▸ Saved entries:
··········
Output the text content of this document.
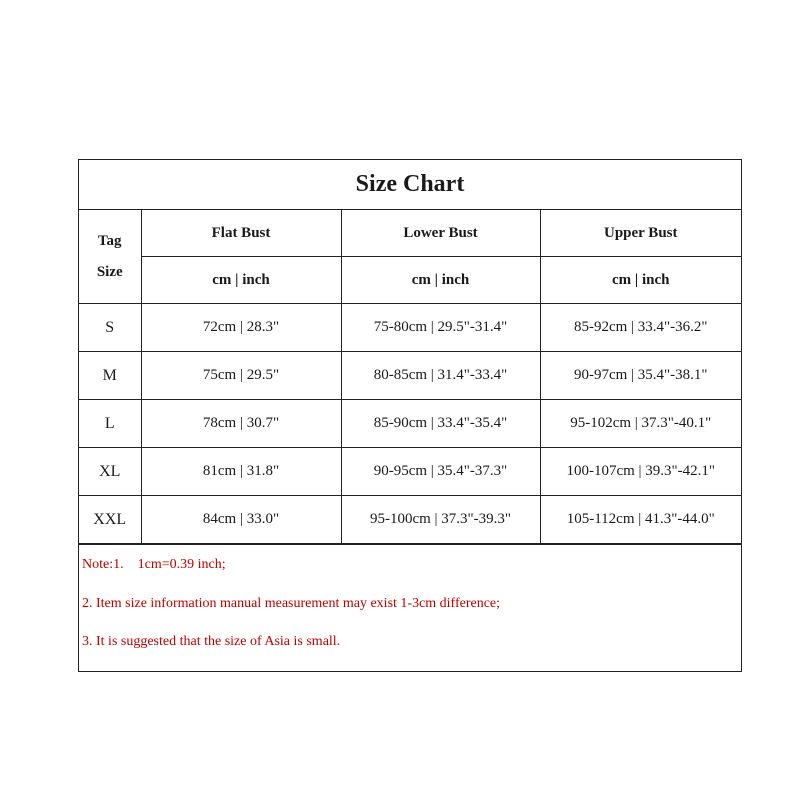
Size Chart
Tag
Size	Flat Bust	Lower Bust	Upper Bust
	cm | inch	cm | inch	cm | inch
S	72cm | 28.3"	75-80cm | 29.5"-31.4"	85-92cm | 33.4"-36.2"
M	75cm | 29.5"	80-85cm | 31.4"-33.4"	90-97cm | 35.4"-38.1"
L	78cm | 30.7"	85-90cm | 33.4"-35.4"	95-102cm | 37.3"-40.1"
XL	81cm | 31.8"	90-95cm | 35.4"-37.3"	100-107cm | 39.3"-42.1"
XXL	84cm | 33.0"	95-100cm | 37.3"-39.3"	105-112cm | 41.3"-44.0"
Note:1. 1cm=0.39 inch;
2. Item size information manual measurement may exist 1-3cm difference;
3. It is suggested that the size of Asia is small.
··········
▸ Given exercise: All of the data above should be transcribed verbatim, with pictures omitted.

▸ Result below:
Output the text content of this document.
Size Chart
Tag
Size	Flat Bust	Lower Bust	Upper Bust
	cm | inch	cm | inch	cm | inch
S	72cm | 28.3"	75-80cm | 29.5"-31.4"	85-92cm | 33.4"-36.2"
M	75cm | 29.5"	80-85cm | 31.4"-33.4"	90-97cm | 35.4"-38.1"
L	78cm | 30.7"	85-90cm | 33.4"-35.4"	95-102cm | 37.3"-40.1"
XL	81cm | 31.8"	90-95cm | 35.4"-37.3"	100-107cm | 39.3"-42.1"
XXL	84cm | 33.0"	95-100cm | 37.3"-39.3"	105-112cm | 41.3"-44.0"
Note:1. 1cm=0.39 inch;
2. Item size information manual measurement may exist 1-3cm difference;
3. It is suggested that the size of Asia is small.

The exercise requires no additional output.